• [SELECTED PASSAGE]:
═══
The Steampunk World

Being the continued explorations of a living steampunk.

The steampunk world is all around us, lying just out of sight, in a continuous thread of steampunk builders and culture that extends from the Victorian era to the present. You'll find no science fiction here: This is real life steampunk.

Saturday, March 17, 2007

I've had fifteen bike punks staying at my house all week. They came from as far as Portland starting Friday and have been drinking up a storm. On Wednesday, we went on a ride that ended at one of the large bascule-trunnion bridges that Chicago is so famous for. Well, I say the ride "ended" there- but only because "the broken leg hides in the last caper".
═══
• [ENTRIES]:
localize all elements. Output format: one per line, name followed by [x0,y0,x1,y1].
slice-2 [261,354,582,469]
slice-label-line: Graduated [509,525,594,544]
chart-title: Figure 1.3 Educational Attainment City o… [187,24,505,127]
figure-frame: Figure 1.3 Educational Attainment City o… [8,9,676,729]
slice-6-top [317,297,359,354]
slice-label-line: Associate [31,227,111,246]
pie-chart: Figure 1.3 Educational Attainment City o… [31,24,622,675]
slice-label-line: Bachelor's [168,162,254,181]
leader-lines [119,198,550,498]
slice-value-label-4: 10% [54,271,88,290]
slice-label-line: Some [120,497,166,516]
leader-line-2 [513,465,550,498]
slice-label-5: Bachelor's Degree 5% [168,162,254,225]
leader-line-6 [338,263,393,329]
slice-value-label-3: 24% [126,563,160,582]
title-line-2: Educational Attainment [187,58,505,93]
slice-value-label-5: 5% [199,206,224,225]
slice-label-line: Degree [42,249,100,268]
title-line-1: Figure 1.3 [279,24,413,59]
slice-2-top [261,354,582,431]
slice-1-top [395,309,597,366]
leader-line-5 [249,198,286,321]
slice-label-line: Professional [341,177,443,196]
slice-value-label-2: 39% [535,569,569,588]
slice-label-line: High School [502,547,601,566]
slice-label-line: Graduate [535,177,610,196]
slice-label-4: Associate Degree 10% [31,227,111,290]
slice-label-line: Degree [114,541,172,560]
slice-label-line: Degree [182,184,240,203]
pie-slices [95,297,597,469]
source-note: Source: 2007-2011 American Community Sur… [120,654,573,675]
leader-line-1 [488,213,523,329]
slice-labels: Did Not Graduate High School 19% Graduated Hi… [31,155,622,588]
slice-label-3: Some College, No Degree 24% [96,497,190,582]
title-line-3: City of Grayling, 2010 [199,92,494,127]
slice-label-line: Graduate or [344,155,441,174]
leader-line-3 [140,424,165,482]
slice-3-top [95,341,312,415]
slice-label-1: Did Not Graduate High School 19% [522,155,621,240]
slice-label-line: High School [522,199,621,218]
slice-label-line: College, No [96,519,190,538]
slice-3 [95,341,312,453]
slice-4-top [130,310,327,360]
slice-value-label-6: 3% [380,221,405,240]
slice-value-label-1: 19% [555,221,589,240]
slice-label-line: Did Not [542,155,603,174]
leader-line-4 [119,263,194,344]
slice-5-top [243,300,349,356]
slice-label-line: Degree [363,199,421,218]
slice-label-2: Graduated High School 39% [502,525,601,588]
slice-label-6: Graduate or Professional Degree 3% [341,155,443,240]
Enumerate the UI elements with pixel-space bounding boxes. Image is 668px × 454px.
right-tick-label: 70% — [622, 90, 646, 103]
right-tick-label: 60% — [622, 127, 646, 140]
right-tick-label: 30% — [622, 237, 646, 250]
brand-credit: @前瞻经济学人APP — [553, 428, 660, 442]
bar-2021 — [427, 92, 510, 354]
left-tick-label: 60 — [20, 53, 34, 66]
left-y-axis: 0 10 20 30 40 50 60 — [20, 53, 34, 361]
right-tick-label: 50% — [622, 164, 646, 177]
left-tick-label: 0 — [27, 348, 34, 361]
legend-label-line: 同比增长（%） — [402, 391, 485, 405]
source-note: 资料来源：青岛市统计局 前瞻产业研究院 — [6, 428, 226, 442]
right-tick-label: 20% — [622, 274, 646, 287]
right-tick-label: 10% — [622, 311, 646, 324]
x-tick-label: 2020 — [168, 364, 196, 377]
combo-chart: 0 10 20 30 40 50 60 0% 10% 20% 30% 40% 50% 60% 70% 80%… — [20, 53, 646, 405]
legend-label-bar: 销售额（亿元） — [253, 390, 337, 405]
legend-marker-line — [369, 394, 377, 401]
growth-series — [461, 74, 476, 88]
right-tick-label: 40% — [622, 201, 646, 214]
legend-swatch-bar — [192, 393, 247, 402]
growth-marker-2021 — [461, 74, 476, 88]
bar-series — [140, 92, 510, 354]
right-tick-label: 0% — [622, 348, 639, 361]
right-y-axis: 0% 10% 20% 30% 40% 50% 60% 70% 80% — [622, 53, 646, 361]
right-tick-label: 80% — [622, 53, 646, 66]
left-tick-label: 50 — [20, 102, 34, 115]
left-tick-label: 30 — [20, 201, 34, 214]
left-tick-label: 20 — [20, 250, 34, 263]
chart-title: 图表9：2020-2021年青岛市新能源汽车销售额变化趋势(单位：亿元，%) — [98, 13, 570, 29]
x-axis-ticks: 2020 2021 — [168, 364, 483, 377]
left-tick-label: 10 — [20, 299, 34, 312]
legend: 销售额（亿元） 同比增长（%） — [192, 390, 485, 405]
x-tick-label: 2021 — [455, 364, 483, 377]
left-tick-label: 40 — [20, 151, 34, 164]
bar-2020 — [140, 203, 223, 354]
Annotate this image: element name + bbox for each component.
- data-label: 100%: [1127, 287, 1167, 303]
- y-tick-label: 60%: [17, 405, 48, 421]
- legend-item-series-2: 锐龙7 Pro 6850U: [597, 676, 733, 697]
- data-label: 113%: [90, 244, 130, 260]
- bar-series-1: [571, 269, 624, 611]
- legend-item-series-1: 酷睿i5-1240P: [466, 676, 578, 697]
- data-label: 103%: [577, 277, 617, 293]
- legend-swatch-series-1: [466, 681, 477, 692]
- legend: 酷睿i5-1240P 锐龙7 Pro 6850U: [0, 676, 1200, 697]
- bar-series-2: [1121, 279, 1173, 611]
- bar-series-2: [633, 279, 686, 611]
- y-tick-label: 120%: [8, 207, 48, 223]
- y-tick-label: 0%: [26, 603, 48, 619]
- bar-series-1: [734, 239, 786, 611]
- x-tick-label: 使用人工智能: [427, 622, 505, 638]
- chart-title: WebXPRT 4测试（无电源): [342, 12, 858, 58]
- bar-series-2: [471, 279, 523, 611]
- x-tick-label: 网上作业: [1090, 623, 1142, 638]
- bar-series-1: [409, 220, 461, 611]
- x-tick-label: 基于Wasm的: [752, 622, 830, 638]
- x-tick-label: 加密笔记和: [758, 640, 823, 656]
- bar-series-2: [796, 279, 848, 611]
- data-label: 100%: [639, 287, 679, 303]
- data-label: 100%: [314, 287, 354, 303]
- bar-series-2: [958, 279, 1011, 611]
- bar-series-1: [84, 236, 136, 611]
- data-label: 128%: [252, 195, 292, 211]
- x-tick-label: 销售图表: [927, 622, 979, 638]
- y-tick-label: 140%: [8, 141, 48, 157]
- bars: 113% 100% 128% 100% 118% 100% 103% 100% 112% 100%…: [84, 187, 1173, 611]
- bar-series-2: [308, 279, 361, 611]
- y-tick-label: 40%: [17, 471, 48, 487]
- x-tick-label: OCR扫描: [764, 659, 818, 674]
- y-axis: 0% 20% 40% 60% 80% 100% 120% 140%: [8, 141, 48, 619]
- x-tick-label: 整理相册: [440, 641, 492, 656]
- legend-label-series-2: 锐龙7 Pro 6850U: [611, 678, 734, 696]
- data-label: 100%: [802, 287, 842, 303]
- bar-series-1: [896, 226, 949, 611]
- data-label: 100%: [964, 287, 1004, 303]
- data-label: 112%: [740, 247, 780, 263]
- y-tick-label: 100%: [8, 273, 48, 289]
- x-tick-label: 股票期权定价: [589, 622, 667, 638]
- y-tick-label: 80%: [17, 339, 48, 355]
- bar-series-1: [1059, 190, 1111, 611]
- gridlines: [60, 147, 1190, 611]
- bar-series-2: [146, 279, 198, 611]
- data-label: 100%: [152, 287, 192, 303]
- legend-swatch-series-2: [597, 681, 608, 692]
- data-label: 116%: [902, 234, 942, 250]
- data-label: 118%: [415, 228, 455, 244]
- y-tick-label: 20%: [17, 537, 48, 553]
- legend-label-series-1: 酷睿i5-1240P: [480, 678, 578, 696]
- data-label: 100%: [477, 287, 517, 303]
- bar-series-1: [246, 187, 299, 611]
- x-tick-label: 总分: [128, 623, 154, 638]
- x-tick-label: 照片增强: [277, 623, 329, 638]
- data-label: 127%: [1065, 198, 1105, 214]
═══
• [DIRECTIVE]:
List every day of the week named in the steampunk text. The records have no connection to the steampunk text.

• [FINAL RESULT]:
Saturday, Friday, Wednesday